- **Task directions**
Print out the material that follows word for word.

____ Supplied entries

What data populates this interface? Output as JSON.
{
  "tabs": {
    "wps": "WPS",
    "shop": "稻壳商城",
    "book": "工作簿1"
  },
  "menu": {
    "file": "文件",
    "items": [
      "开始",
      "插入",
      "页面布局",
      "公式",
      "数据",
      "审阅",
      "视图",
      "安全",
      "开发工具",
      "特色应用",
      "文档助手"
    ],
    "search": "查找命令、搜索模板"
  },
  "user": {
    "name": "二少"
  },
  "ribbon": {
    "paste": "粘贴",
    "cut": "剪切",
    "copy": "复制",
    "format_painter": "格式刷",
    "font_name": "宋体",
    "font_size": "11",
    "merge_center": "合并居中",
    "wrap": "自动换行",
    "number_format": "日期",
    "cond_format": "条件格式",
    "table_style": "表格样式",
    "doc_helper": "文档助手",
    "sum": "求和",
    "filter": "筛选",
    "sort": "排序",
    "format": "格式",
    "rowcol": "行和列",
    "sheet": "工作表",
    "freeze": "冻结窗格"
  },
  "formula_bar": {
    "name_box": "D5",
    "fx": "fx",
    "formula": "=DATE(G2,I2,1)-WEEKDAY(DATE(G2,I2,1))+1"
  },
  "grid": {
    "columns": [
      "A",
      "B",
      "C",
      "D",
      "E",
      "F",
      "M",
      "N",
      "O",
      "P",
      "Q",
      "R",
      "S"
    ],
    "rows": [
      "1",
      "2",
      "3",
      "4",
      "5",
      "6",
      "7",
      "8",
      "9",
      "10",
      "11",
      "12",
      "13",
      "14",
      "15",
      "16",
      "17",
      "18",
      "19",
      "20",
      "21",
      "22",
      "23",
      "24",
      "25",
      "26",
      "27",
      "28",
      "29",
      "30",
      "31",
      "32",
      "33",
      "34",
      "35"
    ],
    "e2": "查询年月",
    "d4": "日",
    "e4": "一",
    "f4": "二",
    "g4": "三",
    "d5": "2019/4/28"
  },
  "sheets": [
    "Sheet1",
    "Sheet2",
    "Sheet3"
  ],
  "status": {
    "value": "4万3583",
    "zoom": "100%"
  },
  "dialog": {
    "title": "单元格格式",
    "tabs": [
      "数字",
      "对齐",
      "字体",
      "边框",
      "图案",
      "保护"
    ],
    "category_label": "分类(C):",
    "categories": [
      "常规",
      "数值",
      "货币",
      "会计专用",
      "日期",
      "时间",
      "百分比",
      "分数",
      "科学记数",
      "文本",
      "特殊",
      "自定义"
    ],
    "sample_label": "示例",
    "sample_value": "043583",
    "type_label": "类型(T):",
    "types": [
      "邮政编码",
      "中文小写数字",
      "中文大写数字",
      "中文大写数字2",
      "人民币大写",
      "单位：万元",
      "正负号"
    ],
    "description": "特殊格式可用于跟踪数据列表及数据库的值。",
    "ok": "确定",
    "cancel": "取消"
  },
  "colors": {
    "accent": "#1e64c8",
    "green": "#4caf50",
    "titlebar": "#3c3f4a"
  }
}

________

- **Solution below**
What data populates this interface? Output as JSON.
{
  "tabs": {
    "wps": "WPS",
    "shop": "稻壳商城",
    "book": "工作簿1"
  },
  "menu": {
    "file": "文件",
    "items": [
      "开始",
      "插入",
      "页面布局",
      "公式",
      "数据",
      "审阅",
      "视图",
      "安全",
      "开发工具",
      "特色应用",
      "文档助手"
    ],
    "search": "查找命令、搜索模板"
  },
  "user": {
    "name": "二少"
  },
  "ribbon": {
    "paste": "粘贴",
    "cut": "剪切",
    "copy": "复制",
    "format_painter": "格式刷",
    "font_name": "宋体",
    "font_size": "11",
    "merge_center": "合并居中",
    "wrap": "自动换行",
    "number_format": "日期",
    "cond_format": "条件格式",
    "table_style": "表格样式",
    "doc_helper": "文档助手",
    "sum": "求和",
    "filter": "筛选",
    "sort": "排序",
    "format": "格式",
    "rowcol": "行和列",
    "sheet": "工作表",
    "freeze": "冻结窗格"
  },
  "formula_bar": {
    "name_box": "D5",
    "fx": "fx",
    "formula": "=DATE(G2,I2,1)-WEEKDAY(DATE(G2,I2,1))+1"
  },
  "grid": {
    "columns": [
      "A",
      "B",
      "C",
      "D",
      "E",
      "F",
      "M",
      "N",
      "O",
      "P",
      "Q",
      "R",
      "S"
    ],
    "rows": [
      "1",
      "2",
      "3",
      "4",
      "5",
      "6",
      "7",
      "8",
      "9",
      "10",
      "11",
      "12",
      "13",
      "14",
      "15",
      "16",
      "17",
      "18",
      "19",
      "20",
      "21",
      "22",
      "23",
      "24",
      "25",
      "26",
      "27",
      "28",
      "29",
      "30",
      "31",
      "32",
      "33",
      "34",
      "35"
    ],
    "e2": "查询年月",
    "d4": "日",
    "e4": "一",
    "f4": "二",
    "g4": "三",
    "d5": "2019/4/28"
  },
  "sheets": [
    "Sheet1",
    "Sheet2",
    "Sheet3"
  ],
  "status": {
    "value": "4万3583",
    "zoom": "100%"
  },
  "dialog": {
    "title": "单元格格式",
    "tabs": [
      "数字",
      "对齐",
      "字体",
      "边框",
      "图案",
      "保护"
    ],
    "category_label": "分类(C):",
    "categories": [
      "常规",
      "数值",
      "货币",
      "会计专用",
      "日期",
      "时间",
      "百分比",
      "分数",
      "科学记数",
      "文本",
      "特殊",
      "自定义"
    ],
    "sample_label": "示例",
    "sample_value": "043583",
    "type_label": "类型(T):",
    "types": [
      "邮政编码",
      "中文小写数字",
      "中文大写数字",
      "中文大写数字2",
      "人民币大写",
      "单位：万元",
      "正负号"
    ],
    "description": "特殊格式可用于跟踪数据列表及数据库的值。",
    "ok": "确定",
    "cancel": "取消"
  },
  "colors": {
    "accent": "#1e64c8",
    "green": "#4caf50",
    "titlebar": "#3c3f4a"
  }
}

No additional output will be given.